**Source extract**:
------------------------------------------------------------------------

A ring may not go through all four stages or may skip some stages, depending on the initial conditions. With very low ejection velocities, for example, the ring may decay naturally due to viscosity at the laminar phase (stage (ii)). Very high ejection velocities on the other hand could mean the ring becomes turbulent immediately after formation, bypassing stages (ii) and (iii).

 

Fig. 1b) illustrates these stages.

Fig 1b) – Courtesy of Lim and Nickels (1995): Image sequence showing the stages of development of a vortex ring. The ring forms at (a) and continues in laminar propagation through (b), (c) and (d), before the formation of a wavy instability at (e) which subsequently results in turbulence at (f).

 

Other workers prefer to categorise the full range of fluid dynamics problems that present during all these phases of vortex motion. Saffman (1981) takes a view fairly similar to the pattern this particular work follows. This idea is that the entire motion can be formulated as a set of fluid dynamics problems, for example;

 

  • The formation process of the ring at the lips is a vortex sheet dynamics problem

 

  • The motion of the ring in space with respect to time, presents a steady state problem

 

  • The duration of their existence give rise to stability considerations

 

 

It follows that most of the literature on vortex ring tends to be specific to particular aspects of vortex-ring problems, and there is an attempt to stick to the pattern of problems listed above in presenting the results of the literature survey. At the end there is a section presenting some literature related to non-circular vortex rings.

 

 

1.1 LITERATURE ON THE FORMATION OF VORTEX RINGS

 

As mentioned before, typical laboratory methods of vortex ring production would involve some method of injecting coloured (dyed) fluid through an orifice into a (usually) quiescent clear ambient fluid. By dying the injected fluid, the formation process of a vortex ring can be observed as it ejects through the orifice into the clear ambient fluid.

 

Rogers (1858) discussed some vortex ring production techniques, the simplest of which involved allowing a drop of water coloured with food dye to fall from an eye-dropper into a glass of clear water. This simple test highlighted the following features of vortex ring formation:

 

Energy source for the initial rotational motion

 

One of the most interesting features of this is that because the initial drop could be very near the surface of the clear water, it effectively has no initial kinetic energy. Yet the ring still forms. This indicates that surface tension could be a vital source of energy for the initial rotational motion. As reported in Shariff and Leonard (1992), for half a centimetre drop, the surface energy is about four times the potential energy.

------------------------------------------------------------------------

**Data**:
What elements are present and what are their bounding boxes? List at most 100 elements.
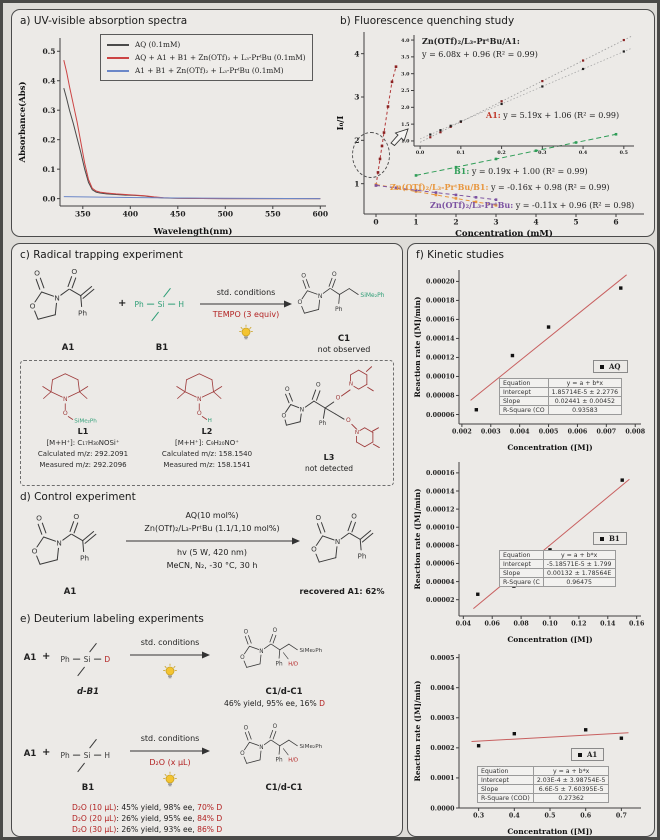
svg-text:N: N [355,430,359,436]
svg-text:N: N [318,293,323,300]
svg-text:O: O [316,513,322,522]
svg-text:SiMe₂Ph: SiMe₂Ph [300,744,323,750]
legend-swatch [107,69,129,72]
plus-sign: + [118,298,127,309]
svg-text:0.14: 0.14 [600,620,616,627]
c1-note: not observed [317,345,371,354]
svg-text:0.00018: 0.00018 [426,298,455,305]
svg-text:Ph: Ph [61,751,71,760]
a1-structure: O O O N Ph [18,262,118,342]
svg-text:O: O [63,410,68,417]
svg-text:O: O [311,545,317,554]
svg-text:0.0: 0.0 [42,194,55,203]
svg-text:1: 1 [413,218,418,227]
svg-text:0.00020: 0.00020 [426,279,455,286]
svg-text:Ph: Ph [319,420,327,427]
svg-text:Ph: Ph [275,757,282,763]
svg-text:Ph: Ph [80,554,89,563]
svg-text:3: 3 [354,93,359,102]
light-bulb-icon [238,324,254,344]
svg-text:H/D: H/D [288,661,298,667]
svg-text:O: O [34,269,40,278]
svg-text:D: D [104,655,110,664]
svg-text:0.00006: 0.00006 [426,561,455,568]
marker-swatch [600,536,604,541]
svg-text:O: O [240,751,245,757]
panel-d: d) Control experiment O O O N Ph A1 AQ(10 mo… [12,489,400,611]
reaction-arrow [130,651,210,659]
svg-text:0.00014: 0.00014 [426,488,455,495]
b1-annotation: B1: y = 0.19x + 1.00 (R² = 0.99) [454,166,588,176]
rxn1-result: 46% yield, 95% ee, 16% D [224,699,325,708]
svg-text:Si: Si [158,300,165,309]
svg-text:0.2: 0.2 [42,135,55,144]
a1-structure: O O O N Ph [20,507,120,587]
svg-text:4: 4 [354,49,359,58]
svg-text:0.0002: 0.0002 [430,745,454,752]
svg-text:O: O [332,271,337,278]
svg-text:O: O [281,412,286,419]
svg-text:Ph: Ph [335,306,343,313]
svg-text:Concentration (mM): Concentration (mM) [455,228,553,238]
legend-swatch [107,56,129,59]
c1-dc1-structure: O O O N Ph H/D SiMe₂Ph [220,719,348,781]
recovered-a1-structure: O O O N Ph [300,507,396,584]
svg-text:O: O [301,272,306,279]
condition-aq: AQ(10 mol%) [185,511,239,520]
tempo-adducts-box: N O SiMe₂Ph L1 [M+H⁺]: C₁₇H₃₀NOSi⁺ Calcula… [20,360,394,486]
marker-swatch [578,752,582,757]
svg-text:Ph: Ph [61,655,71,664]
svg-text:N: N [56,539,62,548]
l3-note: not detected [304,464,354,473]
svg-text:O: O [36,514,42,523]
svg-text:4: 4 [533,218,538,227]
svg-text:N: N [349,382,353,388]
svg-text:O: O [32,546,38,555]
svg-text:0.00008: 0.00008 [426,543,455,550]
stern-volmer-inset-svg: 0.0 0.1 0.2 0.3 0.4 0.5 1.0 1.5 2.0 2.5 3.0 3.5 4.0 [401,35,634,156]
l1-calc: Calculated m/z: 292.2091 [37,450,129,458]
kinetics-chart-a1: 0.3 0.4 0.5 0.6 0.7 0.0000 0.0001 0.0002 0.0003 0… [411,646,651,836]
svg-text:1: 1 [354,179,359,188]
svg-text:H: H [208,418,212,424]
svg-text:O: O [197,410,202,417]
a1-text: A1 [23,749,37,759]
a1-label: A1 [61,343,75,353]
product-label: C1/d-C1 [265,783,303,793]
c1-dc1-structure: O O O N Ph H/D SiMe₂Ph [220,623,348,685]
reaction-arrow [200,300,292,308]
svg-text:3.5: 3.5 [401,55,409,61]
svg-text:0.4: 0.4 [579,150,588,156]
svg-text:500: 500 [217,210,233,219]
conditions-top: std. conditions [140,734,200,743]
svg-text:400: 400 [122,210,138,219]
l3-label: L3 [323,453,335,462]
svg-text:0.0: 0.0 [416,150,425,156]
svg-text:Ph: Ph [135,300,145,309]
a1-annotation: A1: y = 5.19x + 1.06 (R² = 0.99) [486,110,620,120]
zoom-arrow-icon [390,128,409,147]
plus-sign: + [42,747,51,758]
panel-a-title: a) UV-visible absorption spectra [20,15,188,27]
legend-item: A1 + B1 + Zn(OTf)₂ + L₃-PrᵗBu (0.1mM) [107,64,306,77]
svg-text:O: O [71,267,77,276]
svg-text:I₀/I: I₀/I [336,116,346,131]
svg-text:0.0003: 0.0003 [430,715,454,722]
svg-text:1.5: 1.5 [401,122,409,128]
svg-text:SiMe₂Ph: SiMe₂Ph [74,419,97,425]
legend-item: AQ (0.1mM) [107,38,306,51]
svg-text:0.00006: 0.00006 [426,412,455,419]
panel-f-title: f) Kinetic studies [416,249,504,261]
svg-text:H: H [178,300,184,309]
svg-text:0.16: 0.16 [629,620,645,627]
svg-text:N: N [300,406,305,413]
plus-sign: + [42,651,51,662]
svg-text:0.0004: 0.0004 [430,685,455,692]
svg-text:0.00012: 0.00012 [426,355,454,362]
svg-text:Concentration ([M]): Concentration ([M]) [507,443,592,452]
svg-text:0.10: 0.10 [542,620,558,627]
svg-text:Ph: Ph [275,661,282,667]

------------------------------------------------------------------------

**Your task**: List every work the vortex ring text cites, giving the authors and year of each as the text does.

**Reply to the task**:
Lim and Nickels (1995)
Saffman (1981)
Rogers (1858)
Shariff and Leonard (1992)